##### Provided records #####

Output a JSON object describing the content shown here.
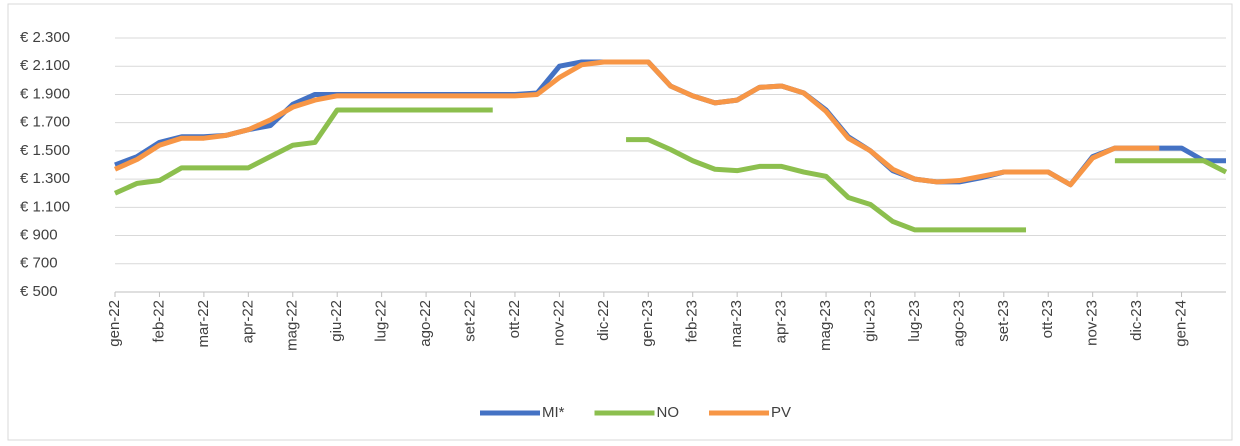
{
  "chart_data": {
    "type": "line",
    "categories": [
      "gen-22",
      null,
      "feb-22",
      null,
      "mar-22",
      null,
      "apr-22",
      null,
      "mag-22",
      null,
      "giu-22",
      null,
      "lug-22",
      null,
      "ago-22",
      null,
      "set-22",
      null,
      "ott-22",
      null,
      "nov-22",
      null,
      "dic-22",
      null,
      "gen-23",
      null,
      "feb-23",
      null,
      "mar-23",
      null,
      "apr-23",
      null,
      "mag-23",
      null,
      "giu-23",
      null,
      "lug-23",
      null,
      "ago-23",
      null,
      "set-23",
      null,
      "ott-23",
      null,
      "nov-23",
      null,
      "dic-23",
      null,
      "gen-24",
      null,
      null
    ],
    "series": [
      {
        "name": "MI*",
        "color": "#4472c4",
        "values": [
          1400,
          1460,
          1560,
          1600,
          1600,
          1610,
          1650,
          1680,
          1830,
          1900,
          1900,
          1900,
          1900,
          1900,
          1900,
          1900,
          1900,
          1900,
          1900,
          1910,
          2100,
          2130,
          2130,
          2130,
          2130,
          1960,
          1890,
          1840,
          1860,
          1950,
          1960,
          1910,
          1790,
          1600,
          1500,
          1360,
          1300,
          1280,
          1280,
          1310,
          1350,
          1350,
          1350,
          1260,
          1460,
          1520,
          1520,
          1520,
          1520,
          1430,
          1430
        ]
      },
      {
        "name": "NO",
        "color": "#8cbf4e",
        "values": [
          1200,
          1270,
          1290,
          1380,
          1380,
          1380,
          1380,
          1460,
          1540,
          1560,
          1790,
          1790,
          1790,
          1790,
          1790,
          1790,
          1790,
          1790,
          null,
          null,
          null,
          null,
          null,
          1580,
          1580,
          1510,
          1430,
          1370,
          1360,
          1390,
          1390,
          1350,
          1320,
          1170,
          1120,
          1000,
          940,
          940,
          940,
          940,
          940,
          940,
          null,
          null,
          null,
          1430,
          1430,
          1430,
          1430,
          1430,
          1350
        ]
      },
      {
        "name": "PV",
        "color": "#f79646",
        "values": [
          1370,
          1440,
          1540,
          1590,
          1590,
          1610,
          1650,
          1720,
          1810,
          1860,
          1890,
          1890,
          1890,
          1890,
          1890,
          1890,
          1890,
          1890,
          1890,
          1900,
          2020,
          2110,
          2130,
          2130,
          2130,
          1960,
          1890,
          1840,
          1860,
          1950,
          1960,
          1910,
          1780,
          1590,
          1500,
          1370,
          1300,
          1280,
          1290,
          1320,
          1350,
          1350,
          1350,
          1260,
          1450,
          1520,
          1520,
          1520,
          null,
          null,
          null
        ]
      }
    ],
    "ylim": [
      500,
      2300
    ],
    "yticks": [
      {
        "value": 500,
        "label": "€ 500"
      },
      {
        "value": 700,
        "label": "€ 700"
      },
      {
        "value": 900,
        "label": "€ 900"
      },
      {
        "value": 1100,
        "label": "€ 1.100"
      },
      {
        "value": 1300,
        "label": "€ 1.300"
      },
      {
        "value": 1500,
        "label": "€ 1.500"
      },
      {
        "value": 1700,
        "label": "€ 1.700"
      },
      {
        "value": 1900,
        "label": "€ 1.900"
      },
      {
        "value": 2100,
        "label": "€ 2.100"
      },
      {
        "value": 2300,
        "label": "€ 2.300"
      }
    ],
    "grid": true,
    "legend": "bottom"
  }
}
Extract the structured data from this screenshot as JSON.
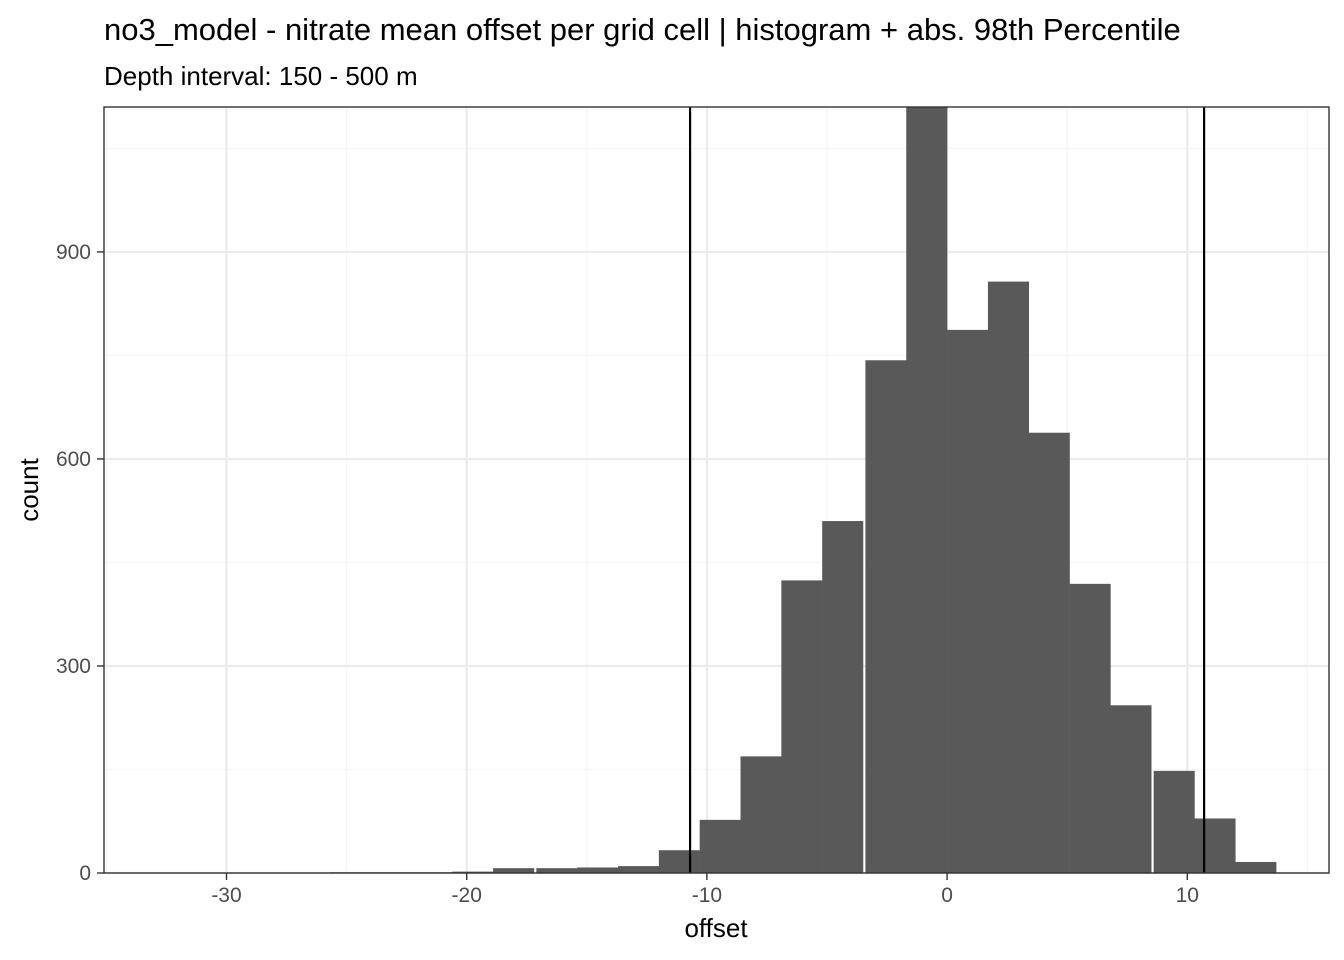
{
  "chart_data": {
    "type": "bar",
    "title": "no3_model  -  nitrate mean offset per grid cell | histogram + abs. 98th Percentile",
    "subtitle": "Depth interval: 150 - 500 m",
    "xlabel": "offset",
    "ylabel": "count",
    "xlim": [
      -35.1,
      15.9
    ],
    "ylim": [
      0,
      1110
    ],
    "x_ticks": [
      -30,
      -20,
      -10,
      0,
      10
    ],
    "x_tick_labels": [
      "-30",
      "-20",
      "-10",
      "0",
      "10"
    ],
    "y_ticks": [
      0,
      300,
      600,
      900
    ],
    "y_tick_labels": [
      "0",
      "300",
      "600",
      "900"
    ],
    "bin_width": 1.71,
    "bins": [
      {
        "x_left": -25.7,
        "count": 1
      },
      {
        "x_left": -24.0,
        "count": 1
      },
      {
        "x_left": -22.3,
        "count": 1
      },
      {
        "x_left": -20.6,
        "count": 2
      },
      {
        "x_left": -18.9,
        "count": 7
      },
      {
        "x_left": -17.1,
        "count": 7
      },
      {
        "x_left": -15.4,
        "count": 8
      },
      {
        "x_left": -13.7,
        "count": 10
      },
      {
        "x_left": -12.0,
        "count": 33
      },
      {
        "x_left": -10.3,
        "count": 77
      },
      {
        "x_left": -8.6,
        "count": 169
      },
      {
        "x_left": -6.9,
        "count": 424
      },
      {
        "x_left": -5.2,
        "count": 510
      },
      {
        "x_left": -3.4,
        "count": 743
      },
      {
        "x_left": -1.7,
        "count": 1110
      },
      {
        "x_left": 0.0,
        "count": 787
      },
      {
        "x_left": 1.7,
        "count": 857
      },
      {
        "x_left": 3.4,
        "count": 638
      },
      {
        "x_left": 5.1,
        "count": 419
      },
      {
        "x_left": 6.8,
        "count": 243
      },
      {
        "x_left": 8.6,
        "count": 148
      },
      {
        "x_left": 10.3,
        "count": 79
      },
      {
        "x_left": 12.0,
        "count": 16
      }
    ],
    "percentile_lines": [
      -10.7,
      10.7
    ],
    "grid": true,
    "colors": {
      "bar": "#595959",
      "panel_border": "#333333",
      "grid_major": "#ebebeb",
      "grid_minor": "#f5f5f5",
      "vline": "#000000"
    }
  }
}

#####

# Task statement
How many lines of these entries contain the string "JSON"? Reply with the number alone.

# The response
2